> **Task to carry out**
State how many lines hold the word "name", with no other words.

> **Data extract**
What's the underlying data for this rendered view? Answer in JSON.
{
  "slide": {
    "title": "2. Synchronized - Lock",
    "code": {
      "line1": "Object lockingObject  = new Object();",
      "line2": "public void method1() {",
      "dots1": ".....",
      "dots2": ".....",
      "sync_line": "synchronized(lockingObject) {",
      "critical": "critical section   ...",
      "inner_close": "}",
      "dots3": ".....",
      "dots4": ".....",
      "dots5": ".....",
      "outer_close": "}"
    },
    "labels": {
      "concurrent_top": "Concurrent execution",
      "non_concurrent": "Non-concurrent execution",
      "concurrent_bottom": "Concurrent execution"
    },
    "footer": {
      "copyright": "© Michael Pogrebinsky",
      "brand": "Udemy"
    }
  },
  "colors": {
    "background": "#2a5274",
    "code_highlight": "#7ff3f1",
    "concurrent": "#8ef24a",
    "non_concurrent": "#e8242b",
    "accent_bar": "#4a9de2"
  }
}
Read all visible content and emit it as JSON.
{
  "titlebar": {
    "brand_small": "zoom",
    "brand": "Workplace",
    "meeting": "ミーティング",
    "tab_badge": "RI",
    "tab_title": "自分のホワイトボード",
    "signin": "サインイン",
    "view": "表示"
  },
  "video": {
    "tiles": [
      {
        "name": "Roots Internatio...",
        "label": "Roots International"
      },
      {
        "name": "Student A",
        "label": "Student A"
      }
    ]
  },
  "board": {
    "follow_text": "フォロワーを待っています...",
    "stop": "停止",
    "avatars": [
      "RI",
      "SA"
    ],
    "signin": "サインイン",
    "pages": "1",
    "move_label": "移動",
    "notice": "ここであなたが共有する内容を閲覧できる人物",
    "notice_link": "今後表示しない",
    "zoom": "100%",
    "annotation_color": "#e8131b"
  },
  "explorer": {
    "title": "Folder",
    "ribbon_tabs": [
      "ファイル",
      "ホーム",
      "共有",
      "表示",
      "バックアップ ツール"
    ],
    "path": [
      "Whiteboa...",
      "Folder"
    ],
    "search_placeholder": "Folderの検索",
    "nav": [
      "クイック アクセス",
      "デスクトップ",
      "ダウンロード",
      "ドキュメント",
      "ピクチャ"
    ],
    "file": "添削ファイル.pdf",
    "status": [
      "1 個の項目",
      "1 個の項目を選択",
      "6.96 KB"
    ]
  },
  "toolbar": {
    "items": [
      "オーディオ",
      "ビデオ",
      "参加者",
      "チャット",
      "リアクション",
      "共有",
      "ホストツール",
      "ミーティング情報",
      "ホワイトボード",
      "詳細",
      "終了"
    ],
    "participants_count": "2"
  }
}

> **Full response**
2